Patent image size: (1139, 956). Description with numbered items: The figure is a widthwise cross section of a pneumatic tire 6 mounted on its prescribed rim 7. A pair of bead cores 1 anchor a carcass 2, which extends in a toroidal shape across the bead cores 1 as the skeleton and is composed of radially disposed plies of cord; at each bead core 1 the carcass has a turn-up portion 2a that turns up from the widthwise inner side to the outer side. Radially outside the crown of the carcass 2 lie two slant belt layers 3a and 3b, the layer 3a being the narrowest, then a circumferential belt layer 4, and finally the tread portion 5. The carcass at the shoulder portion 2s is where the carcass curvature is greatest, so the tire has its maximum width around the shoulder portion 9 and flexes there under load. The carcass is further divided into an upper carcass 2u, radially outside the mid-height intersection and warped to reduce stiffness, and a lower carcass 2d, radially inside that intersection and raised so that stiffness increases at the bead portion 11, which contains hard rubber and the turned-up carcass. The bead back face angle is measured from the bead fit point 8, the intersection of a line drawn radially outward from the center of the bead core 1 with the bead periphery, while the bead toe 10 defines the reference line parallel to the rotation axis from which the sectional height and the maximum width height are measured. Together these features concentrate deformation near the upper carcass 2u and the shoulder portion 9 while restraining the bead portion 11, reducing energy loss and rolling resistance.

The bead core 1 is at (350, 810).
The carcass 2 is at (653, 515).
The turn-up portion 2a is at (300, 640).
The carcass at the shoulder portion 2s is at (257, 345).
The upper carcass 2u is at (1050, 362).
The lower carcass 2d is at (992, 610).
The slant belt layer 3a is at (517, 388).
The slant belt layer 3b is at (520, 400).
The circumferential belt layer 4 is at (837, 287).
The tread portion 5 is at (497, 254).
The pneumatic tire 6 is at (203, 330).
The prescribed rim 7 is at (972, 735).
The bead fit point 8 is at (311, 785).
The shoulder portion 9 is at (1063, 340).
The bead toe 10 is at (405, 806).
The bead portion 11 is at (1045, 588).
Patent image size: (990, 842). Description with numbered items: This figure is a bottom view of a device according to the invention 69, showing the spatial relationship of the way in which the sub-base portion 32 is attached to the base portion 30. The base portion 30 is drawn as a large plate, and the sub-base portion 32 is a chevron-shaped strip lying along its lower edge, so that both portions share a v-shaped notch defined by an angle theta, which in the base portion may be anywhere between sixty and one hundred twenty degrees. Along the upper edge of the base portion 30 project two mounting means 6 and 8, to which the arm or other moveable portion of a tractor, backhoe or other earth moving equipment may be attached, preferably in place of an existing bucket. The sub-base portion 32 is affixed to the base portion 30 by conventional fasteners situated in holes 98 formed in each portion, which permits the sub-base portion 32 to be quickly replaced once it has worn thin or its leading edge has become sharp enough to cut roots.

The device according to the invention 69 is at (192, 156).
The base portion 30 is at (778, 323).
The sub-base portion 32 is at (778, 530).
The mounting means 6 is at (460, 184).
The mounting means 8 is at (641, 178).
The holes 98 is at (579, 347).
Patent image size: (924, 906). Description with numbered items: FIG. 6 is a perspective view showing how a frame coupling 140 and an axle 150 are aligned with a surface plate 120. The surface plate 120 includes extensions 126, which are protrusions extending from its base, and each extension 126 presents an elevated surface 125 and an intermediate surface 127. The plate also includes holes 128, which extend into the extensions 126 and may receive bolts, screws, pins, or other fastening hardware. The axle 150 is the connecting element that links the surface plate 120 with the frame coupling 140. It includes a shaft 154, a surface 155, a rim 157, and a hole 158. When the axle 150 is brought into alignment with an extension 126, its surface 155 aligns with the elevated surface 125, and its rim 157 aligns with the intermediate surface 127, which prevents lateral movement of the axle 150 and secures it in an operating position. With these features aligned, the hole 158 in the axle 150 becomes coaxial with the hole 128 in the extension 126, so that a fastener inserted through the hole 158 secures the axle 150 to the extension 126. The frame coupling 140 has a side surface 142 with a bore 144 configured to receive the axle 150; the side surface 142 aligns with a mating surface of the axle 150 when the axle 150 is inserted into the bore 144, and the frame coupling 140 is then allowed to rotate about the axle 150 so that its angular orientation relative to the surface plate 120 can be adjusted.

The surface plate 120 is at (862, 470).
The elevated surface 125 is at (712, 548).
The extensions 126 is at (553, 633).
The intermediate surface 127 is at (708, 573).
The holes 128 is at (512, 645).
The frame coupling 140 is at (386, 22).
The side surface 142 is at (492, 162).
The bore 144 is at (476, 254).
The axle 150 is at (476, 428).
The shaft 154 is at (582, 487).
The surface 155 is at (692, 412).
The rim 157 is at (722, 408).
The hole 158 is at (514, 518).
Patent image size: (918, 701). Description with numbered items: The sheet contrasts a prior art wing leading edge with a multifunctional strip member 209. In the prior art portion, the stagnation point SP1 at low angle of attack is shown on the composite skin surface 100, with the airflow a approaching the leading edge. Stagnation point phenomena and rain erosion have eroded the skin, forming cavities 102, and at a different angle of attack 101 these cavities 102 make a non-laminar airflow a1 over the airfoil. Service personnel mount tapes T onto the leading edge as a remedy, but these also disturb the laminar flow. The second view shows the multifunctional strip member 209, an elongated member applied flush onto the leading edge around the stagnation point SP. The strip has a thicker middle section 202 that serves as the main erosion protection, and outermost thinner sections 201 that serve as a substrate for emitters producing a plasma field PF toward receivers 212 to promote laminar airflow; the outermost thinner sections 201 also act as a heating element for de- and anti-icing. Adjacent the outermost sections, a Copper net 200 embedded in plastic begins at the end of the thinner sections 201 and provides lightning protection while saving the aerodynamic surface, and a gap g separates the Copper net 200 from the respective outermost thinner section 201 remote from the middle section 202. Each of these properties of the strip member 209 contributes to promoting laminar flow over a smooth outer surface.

- **Exercise requirements**:
Starting at the line containing "Patent image size: (924, 906)." and ending after the line containing "The hole 158 is at (514, 518).", write out only those lines again, substituting "isometric view" for "perspective view" and leaving everything else unchanged.

- **Response below**:
Patent image size: (924, 906). Description with numbered items: FIG. 6 is a isometric view showing how a frame coupling 140 and an axle 150 are aligned with a surface plate 120. The surface plate 120 includes extensions 126, which are protrusions extending from its base, and each extension 126 presents an elevated surface 125 and an intermediate surface 127. The plate also includes holes 128, which extend into the extensions 126 and may receive bolts, screws, pins, or other fastening hardware. The axle 150 is the connecting element that links the surface plate 120 with the frame coupling 140. It includes a shaft 154, a surface 155, a rim 157, and a hole 158. When the axle 150 is brought into alignment with an extension 126, its surface 155 aligns with the elevated surface 125, and its rim 157 aligns with the intermediate surface 127, which prevents lateral movement of the axle 150 and secures it in an operating position. With these features aligned, the hole 158 in the axle 150 becomes coaxial with the hole 128 in the extension 126, so that a fastener inserted through the hole 158 secures the axle 150 to the extension 126. The frame coupling 140 has a side surface 142 with a bore 144 configured to receive the axle 150; the side surface 142 aligns with a mating surface of the axle 150 when the axle 150 is inserted into the bore 144, and the frame coupling 140 is then allowed to rotate about the axle 150 so that its angular orientation relative to the surface plate 120 can be adjusted.

The surface plate 120 is at (862, 470).
The elevated surface 125 is at (712, 548).
The extensions 126 is at (553, 633).
The intermediate surface 127 is at (708, 573).
The holes 128 is at (512, 645).
The frame coupling 140 is at (386, 22).
The side surface 142 is at (492, 162).
The bore 144 is at (476, 254).
The axle 150 is at (476, 428).
The shaft 154 is at (582, 487).
The surface 155 is at (692, 412).
The rim 157 is at (722, 408).
The hole 158 is at (514, 518).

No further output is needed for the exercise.